## [PROBLEM STATEMENT]
Repeat each line word for word.

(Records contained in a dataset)
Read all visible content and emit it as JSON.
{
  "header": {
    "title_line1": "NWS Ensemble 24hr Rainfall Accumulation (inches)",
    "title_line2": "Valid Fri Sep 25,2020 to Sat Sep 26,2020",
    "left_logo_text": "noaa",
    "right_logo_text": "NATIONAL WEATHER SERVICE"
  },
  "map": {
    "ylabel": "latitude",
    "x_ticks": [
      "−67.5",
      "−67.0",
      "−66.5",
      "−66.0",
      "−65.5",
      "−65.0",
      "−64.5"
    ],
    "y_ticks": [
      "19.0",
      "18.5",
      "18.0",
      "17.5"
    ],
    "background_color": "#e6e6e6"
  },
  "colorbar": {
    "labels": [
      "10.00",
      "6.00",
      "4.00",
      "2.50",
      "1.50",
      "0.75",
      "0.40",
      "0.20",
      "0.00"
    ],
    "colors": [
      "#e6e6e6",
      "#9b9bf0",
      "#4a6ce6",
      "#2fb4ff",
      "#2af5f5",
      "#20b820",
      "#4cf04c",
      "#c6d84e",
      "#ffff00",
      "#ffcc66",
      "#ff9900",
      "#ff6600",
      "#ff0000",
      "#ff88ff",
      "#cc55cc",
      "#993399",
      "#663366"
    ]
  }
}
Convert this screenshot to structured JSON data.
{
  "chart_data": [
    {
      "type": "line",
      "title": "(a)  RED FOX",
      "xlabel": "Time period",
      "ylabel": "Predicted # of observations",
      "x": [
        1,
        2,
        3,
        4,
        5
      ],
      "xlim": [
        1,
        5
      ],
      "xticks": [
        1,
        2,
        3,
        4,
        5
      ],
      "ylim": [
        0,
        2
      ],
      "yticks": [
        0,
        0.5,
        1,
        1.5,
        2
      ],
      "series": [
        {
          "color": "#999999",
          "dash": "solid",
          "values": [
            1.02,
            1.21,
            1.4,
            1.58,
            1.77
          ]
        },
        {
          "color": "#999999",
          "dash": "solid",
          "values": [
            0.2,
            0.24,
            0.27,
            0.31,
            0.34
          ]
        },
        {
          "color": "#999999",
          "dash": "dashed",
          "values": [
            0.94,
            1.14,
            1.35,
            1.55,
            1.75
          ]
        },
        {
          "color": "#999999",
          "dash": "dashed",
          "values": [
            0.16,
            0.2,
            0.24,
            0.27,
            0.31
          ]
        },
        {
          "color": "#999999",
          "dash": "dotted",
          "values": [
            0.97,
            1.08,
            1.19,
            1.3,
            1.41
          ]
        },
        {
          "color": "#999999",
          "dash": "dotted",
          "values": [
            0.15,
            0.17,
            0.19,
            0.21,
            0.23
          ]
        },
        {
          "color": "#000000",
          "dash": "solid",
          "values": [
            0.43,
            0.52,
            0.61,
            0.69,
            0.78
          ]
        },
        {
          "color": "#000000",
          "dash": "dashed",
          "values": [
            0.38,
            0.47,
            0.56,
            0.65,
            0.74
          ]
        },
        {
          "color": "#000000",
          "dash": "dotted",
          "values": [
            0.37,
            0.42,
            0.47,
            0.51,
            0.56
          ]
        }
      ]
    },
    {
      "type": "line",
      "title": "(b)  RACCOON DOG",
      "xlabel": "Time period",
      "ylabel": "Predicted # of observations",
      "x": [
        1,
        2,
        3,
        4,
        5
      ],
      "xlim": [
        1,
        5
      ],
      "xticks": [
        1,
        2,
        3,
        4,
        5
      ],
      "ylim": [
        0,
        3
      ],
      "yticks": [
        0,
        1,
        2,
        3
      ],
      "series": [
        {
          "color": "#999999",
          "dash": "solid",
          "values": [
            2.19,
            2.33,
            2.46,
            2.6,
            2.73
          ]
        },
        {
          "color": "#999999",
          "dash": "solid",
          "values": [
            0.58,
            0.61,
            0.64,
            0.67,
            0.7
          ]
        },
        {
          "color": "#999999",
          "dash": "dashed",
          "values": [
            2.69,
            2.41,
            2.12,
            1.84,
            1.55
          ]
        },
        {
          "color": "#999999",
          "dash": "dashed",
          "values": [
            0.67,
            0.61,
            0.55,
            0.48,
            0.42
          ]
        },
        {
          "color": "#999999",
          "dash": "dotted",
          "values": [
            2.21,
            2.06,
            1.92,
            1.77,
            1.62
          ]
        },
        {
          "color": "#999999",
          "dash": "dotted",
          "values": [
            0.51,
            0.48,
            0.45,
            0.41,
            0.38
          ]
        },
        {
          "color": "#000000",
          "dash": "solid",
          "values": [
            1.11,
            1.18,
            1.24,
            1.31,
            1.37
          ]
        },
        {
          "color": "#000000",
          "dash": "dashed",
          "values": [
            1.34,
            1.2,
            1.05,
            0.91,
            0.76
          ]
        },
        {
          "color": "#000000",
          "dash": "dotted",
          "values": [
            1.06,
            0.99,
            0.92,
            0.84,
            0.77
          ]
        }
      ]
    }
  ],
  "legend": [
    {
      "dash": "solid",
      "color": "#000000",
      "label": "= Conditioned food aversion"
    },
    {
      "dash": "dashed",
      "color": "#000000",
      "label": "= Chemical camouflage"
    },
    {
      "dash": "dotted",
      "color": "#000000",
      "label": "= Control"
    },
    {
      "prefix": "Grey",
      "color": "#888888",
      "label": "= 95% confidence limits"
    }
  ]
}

## [FINISHED EXERCISE]
Read all visible content and emit it as JSON.
{
  "header": {
    "title_line1": "NWS Ensemble 24hr Rainfall Accumulation (inches)",
    "title_line2": "Valid Fri Sep 25,2020 to Sat Sep 26,2020",
    "left_logo_text": "noaa",
    "right_logo_text": "NATIONAL WEATHER SERVICE"
  },
  "map": {
    "ylabel": "latitude",
    "x_ticks": [
      "−67.5",
      "−67.0",
      "−66.5",
      "−66.0",
      "−65.5",
      "−65.0",
      "−64.5"
    ],
    "y_ticks": [
      "19.0",
      "18.5",
      "18.0",
      "17.5"
    ],
    "background_color": "#e6e6e6"
  },
  "colorbar": {
    "labels": [
      "10.00",
      "6.00",
      "4.00",
      "2.50",
      "1.50",
      "0.75",
      "0.40",
      "0.20",
      "0.00"
    ],
    "colors": [
      "#e6e6e6",
      "#9b9bf0",
      "#4a6ce6",
      "#2fb4ff",
      "#2af5f5",
      "#20b820",
      "#4cf04c",
      "#c6d84e",
      "#ffff00",
      "#ffcc66",
      "#ff9900",
      "#ff6600",
      "#ff0000",
      "#ff88ff",
      "#cc55cc",
      "#993399",
      "#663366"
    ]
  }
}
Convert this screenshot to structured JSON data.
{
  "chart_data": [
    {
      "type": "line",
      "title": "(a)  RED FOX",
      "xlabel": "Time period",
      "ylabel": "Predicted # of observations",
      "x": [
        1,
        2,
        3,
        4,
        5
      ],
      "xlim": [
        1,
        5
      ],
      "xticks": [
        1,
        2,
        3,
        4,
        5
      ],
      "ylim": [
        0,
        2
      ],
      "yticks": [
        0,
        0.5,
        1,
        1.5,
        2
      ],
      "series": [
        {
          "color": "#999999",
          "dash": "solid",
          "values": [
            1.02,
            1.21,
            1.4,
            1.58,
            1.77
          ]
        },
        {
          "color": "#999999",
          "dash": "solid",
          "values": [
            0.2,
            0.24,
            0.27,
            0.31,
            0.34
          ]
        },
        {
          "color": "#999999",
          "dash": "dashed",
          "values": [
            0.94,
            1.14,
            1.35,
            1.55,
            1.75
          ]
        },
        {
          "color": "#999999",
          "dash": "dashed",
          "values": [
            0.16,
            0.2,
            0.24,
            0.27,
            0.31
          ]
        },
        {
          "color": "#999999",
          "dash": "dotted",
          "values": [
            0.97,
            1.08,
            1.19,
            1.3,
            1.41
          ]
        },
        {
          "color": "#999999",
          "dash": "dotted",
          "values": [
            0.15,
            0.17,
            0.19,
            0.21,
            0.23
          ]
        },
        {
          "color": "#000000",
          "dash": "solid",
          "values": [
            0.43,
            0.52,
            0.61,
            0.69,
            0.78
          ]
        },
        {
          "color": "#000000",
          "dash": "dashed",
          "values": [
            0.38,
            0.47,
            0.56,
            0.65,
            0.74
          ]
        },
        {
          "color": "#000000",
          "dash": "dotted",
          "values": [
            0.37,
            0.42,
            0.47,
            0.51,
            0.56
          ]
        }
      ]
    },
    {
      "type": "line",
      "title": "(b)  RACCOON DOG",
      "xlabel": "Time period",
      "ylabel": "Predicted # of observations",
      "x": [
        1,
        2,
        3,
        4,
        5
      ],
      "xlim": [
        1,
        5
      ],
      "xticks": [
        1,
        2,
        3,
        4,
        5
      ],
      "ylim": [
        0,
        3
      ],
      "yticks": [
        0,
        1,
        2,
        3
      ],
      "series": [
        {
          "color": "#999999",
          "dash": "solid",
          "values": [
            2.19,
            2.33,
            2.46,
            2.6,
            2.73
          ]
        },
        {
          "color": "#999999",
          "dash": "solid",
          "values": [
            0.58,
            0.61,
            0.64,
            0.67,
            0.7
          ]
        },
        {
          "color": "#999999",
          "dash": "dashed",
          "values": [
            2.69,
            2.41,
            2.12,
            1.84,
            1.55
          ]
        },
        {
          "color": "#999999",
          "dash": "dashed",
          "values": [
            0.67,
            0.61,
            0.55,
            0.48,
            0.42
          ]
        },
        {
          "color": "#999999",
          "dash": "dotted",
          "values": [
            2.21,
            2.06,
            1.92,
            1.77,
            1.62
          ]
        },
        {
          "color": "#999999",
          "dash": "dotted",
          "values": [
            0.51,
            0.48,
            0.45,
            0.41,
            0.38
          ]
        },
        {
          "color": "#000000",
          "dash": "solid",
          "values": [
            1.11,
            1.18,
            1.24,
            1.31,
            1.37
          ]
        },
        {
          "color": "#000000",
          "dash": "dashed",
          "values": [
            1.34,
            1.2,
            1.05,
            0.91,
            0.76
          ]
        },
        {
          "color": "#000000",
          "dash": "dotted",
          "values": [
            1.06,
            0.99,
            0.92,
            0.84,
            0.77
          ]
        }
      ]
    }
  ],
  "legend": [
    {
      "dash": "solid",
      "color": "#000000",
      "label": "= Conditioned food aversion"
    },
    {
      "dash": "dashed",
      "color": "#000000",
      "label": "= Chemical camouflage"
    },
    {
      "dash": "dotted",
      "color": "#000000",
      "label": "= Control"
    },
    {
      "prefix": "Grey",
      "color": "#888888",
      "label": "= 95% confidence limits"
    }
  ]
}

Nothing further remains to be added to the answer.